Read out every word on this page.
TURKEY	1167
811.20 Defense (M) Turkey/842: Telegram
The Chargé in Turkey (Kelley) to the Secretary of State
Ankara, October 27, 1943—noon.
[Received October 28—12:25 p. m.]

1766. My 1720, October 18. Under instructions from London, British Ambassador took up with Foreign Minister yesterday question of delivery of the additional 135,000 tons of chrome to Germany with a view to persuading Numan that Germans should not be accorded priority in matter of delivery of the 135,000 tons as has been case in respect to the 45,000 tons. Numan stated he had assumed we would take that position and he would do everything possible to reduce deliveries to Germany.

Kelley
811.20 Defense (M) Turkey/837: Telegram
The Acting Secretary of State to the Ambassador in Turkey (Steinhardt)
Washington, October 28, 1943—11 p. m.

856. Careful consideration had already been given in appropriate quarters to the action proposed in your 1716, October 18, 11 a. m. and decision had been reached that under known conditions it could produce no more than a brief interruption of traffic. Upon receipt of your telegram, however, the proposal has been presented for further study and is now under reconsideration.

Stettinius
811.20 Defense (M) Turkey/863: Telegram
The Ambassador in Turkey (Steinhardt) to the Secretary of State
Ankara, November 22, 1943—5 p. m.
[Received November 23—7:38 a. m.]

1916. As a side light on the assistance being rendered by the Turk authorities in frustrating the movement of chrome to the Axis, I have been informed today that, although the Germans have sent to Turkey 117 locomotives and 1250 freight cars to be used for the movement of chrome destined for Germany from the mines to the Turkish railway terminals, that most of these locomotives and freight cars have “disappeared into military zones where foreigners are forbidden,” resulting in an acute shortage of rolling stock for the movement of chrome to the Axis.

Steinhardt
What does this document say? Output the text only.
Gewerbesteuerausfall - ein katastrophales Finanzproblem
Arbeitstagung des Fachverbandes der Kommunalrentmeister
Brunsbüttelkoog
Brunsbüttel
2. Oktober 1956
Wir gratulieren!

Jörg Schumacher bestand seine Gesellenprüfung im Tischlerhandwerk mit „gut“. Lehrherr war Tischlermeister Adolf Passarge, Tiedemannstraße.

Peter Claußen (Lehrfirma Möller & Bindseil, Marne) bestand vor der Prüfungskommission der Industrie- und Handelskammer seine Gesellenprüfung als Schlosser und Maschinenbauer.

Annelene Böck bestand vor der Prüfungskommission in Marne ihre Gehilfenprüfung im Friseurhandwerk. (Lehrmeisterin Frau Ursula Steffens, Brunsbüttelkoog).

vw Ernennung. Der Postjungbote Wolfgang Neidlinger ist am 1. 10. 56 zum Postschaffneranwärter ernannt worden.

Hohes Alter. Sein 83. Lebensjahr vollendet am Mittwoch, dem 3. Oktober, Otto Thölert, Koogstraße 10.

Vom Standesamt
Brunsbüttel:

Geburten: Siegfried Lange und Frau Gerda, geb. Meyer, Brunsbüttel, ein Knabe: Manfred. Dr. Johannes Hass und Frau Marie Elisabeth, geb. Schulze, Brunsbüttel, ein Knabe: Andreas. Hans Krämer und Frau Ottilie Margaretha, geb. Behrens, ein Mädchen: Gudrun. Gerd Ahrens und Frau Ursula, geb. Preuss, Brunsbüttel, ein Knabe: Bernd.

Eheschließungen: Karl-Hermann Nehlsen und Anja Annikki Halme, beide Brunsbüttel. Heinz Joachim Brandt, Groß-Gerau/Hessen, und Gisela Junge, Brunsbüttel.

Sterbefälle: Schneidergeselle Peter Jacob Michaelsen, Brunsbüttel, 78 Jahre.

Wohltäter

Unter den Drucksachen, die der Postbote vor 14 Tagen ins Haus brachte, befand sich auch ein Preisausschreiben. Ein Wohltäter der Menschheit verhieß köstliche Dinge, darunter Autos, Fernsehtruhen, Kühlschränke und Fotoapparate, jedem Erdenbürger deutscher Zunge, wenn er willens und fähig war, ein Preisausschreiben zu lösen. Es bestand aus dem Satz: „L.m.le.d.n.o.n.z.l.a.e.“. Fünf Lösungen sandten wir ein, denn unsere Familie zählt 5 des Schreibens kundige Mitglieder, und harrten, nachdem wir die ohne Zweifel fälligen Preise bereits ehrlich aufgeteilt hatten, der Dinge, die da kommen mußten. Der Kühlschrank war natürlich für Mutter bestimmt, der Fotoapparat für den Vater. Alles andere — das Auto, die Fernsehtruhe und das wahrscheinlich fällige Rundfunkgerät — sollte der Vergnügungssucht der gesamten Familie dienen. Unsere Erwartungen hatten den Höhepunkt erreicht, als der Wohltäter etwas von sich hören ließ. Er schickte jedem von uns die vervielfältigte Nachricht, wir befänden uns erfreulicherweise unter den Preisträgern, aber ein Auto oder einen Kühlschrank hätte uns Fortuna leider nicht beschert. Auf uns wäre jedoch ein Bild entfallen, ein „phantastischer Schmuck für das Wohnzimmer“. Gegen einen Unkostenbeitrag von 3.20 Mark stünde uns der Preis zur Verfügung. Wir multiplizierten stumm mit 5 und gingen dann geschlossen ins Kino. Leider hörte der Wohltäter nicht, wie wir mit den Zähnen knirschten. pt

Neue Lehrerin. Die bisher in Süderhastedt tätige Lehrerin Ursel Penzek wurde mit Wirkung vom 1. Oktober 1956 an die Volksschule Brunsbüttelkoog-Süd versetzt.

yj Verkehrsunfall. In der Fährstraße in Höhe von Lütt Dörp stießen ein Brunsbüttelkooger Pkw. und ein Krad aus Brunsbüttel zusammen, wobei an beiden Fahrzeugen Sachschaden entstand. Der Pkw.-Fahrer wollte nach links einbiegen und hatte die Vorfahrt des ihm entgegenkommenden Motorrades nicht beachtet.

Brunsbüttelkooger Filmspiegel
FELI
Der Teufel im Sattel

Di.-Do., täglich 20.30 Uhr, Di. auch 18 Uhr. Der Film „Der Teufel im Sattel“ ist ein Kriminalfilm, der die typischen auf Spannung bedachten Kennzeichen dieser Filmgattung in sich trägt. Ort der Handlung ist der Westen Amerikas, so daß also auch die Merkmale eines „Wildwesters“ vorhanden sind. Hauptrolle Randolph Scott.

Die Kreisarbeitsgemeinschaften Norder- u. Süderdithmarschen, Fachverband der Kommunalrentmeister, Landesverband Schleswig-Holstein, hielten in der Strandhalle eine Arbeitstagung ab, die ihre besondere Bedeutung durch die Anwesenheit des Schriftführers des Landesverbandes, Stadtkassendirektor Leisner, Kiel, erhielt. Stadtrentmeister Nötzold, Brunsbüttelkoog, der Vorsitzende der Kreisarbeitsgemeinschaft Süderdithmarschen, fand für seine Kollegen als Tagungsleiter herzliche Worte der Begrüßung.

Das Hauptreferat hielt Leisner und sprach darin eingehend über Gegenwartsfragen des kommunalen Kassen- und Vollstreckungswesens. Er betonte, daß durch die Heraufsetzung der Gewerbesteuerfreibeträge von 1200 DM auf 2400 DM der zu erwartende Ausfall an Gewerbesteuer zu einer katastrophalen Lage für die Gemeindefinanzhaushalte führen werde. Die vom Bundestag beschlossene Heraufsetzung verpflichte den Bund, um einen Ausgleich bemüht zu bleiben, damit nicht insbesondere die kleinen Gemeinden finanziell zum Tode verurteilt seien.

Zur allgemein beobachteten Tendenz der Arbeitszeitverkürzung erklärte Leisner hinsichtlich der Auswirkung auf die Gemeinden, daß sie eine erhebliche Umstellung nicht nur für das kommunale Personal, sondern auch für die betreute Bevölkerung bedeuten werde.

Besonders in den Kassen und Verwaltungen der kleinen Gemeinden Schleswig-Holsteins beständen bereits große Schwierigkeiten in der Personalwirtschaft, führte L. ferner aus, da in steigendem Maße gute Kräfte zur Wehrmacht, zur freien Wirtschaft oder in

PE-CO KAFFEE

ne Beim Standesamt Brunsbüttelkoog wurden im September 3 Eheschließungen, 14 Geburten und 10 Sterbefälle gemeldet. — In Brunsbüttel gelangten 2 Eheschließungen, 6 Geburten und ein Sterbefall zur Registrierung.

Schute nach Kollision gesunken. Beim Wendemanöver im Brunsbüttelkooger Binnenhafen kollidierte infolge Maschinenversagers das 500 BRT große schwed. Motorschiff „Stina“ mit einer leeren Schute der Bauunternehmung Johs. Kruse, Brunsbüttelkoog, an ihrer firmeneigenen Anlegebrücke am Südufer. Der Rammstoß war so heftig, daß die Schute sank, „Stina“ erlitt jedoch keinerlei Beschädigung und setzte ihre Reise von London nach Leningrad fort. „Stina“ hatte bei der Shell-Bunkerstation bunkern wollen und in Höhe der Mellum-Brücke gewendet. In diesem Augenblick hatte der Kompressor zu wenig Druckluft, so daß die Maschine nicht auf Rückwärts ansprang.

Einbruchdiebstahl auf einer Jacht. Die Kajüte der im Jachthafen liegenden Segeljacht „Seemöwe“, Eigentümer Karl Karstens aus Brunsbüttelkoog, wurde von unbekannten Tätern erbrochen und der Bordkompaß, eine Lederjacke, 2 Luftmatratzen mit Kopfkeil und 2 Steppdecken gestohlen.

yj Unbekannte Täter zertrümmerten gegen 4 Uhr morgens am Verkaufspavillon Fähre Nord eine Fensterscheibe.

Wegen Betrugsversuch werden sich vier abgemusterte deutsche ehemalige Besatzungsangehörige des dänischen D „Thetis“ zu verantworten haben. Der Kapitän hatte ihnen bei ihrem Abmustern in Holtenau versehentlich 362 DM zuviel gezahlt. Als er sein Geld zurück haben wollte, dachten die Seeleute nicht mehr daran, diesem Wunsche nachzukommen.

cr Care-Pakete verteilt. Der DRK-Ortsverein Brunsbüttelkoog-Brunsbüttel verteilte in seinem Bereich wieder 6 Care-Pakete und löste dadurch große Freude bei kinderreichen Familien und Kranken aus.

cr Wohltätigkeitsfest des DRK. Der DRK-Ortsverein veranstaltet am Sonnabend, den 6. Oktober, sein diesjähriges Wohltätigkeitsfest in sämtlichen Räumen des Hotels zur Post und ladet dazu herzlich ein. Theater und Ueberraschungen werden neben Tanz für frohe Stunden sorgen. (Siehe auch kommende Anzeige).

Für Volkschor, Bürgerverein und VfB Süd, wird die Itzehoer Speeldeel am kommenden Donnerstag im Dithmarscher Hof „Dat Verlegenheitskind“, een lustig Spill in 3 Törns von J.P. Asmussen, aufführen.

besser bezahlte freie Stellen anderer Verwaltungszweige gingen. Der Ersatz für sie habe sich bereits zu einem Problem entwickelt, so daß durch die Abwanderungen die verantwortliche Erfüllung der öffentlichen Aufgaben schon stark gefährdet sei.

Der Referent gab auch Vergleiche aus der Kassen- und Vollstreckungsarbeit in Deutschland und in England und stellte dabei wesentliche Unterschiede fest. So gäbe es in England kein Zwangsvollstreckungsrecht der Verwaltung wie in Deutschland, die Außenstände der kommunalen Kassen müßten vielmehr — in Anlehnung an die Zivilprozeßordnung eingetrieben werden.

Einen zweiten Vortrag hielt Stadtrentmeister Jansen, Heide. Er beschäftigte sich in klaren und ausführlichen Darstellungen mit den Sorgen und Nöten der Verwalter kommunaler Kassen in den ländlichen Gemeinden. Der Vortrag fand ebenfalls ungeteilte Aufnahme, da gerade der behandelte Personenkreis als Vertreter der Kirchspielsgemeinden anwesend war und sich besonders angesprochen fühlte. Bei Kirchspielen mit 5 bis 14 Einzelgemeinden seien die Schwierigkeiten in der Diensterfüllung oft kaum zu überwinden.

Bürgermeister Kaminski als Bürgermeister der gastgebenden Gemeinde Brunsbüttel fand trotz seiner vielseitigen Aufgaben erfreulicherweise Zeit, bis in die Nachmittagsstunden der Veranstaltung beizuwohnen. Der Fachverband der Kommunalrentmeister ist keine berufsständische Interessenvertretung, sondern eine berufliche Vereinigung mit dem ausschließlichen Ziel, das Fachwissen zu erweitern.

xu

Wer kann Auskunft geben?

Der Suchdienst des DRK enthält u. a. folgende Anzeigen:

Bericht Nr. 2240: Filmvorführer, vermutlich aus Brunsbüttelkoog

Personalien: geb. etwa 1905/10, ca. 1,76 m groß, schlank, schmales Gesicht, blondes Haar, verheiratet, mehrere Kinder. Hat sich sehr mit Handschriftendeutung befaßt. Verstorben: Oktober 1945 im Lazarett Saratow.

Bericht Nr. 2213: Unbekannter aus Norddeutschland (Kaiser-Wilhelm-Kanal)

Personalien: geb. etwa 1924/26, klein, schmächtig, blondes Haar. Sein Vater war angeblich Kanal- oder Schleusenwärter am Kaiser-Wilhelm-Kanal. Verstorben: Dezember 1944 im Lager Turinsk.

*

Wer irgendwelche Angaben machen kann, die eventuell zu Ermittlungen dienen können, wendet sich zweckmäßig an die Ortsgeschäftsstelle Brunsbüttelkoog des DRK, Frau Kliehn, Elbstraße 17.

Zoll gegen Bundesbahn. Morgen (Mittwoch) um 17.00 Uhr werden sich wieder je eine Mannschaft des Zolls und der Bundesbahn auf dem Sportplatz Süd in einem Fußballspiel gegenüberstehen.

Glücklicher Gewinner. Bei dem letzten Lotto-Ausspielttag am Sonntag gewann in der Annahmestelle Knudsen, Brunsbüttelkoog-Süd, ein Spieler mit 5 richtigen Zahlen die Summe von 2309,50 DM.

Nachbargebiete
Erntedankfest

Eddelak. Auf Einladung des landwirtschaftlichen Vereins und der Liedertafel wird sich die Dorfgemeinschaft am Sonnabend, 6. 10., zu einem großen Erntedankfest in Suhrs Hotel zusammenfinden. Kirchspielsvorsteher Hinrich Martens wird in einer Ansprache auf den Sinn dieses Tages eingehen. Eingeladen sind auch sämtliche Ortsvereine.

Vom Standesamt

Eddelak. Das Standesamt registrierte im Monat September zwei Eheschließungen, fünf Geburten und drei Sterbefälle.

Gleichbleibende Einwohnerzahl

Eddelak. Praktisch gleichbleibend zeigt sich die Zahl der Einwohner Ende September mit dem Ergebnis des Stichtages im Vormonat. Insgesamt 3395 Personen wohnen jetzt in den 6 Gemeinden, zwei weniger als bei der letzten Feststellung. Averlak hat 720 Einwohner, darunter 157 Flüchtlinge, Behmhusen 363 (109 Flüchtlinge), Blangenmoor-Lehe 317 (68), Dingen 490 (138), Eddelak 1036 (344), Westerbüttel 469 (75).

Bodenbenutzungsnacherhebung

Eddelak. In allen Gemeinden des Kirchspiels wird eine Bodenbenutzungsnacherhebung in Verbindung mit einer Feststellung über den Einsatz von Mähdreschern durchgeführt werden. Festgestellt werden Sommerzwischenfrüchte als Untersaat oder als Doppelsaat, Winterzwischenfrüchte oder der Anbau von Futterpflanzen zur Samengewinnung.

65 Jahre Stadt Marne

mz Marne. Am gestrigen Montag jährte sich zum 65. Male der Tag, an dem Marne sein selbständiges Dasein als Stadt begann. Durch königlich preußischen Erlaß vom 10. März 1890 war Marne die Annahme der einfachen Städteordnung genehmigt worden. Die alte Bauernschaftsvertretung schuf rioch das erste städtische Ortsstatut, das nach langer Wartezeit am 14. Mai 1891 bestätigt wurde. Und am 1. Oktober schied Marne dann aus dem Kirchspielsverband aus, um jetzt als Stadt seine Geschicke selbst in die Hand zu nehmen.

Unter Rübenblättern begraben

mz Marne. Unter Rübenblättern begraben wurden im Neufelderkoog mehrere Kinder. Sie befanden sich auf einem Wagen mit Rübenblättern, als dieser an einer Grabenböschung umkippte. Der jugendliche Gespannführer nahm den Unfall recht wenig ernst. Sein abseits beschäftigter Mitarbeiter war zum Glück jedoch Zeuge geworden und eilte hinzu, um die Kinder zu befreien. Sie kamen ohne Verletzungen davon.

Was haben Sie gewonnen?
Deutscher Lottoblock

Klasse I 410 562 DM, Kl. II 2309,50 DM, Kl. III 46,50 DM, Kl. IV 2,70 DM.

★ ★ ★

What this task involves
Using the records above, gather all lines where the string "blondes" is present.

Complete response
Personalien: geb. etwa 1905/10, ca. 1,76 m groß, schlank, schmales Gesicht, blondes Haar, verheiratet, mehrere Kinder. Hat sich sehr mit Handschriftendeutung befaßt. Verstorben: Oktober 1945 im Lazarett Saratow.
Personalien: geb. etwa 1924/26, klein, schmächtig, blondes Haar. Sein Vater war angeblich Kanal- oder Schleusenwärter am Kaiser-Wilhelm-Kanal. Verstorben: Dezember 1944 im Lager Turinsk.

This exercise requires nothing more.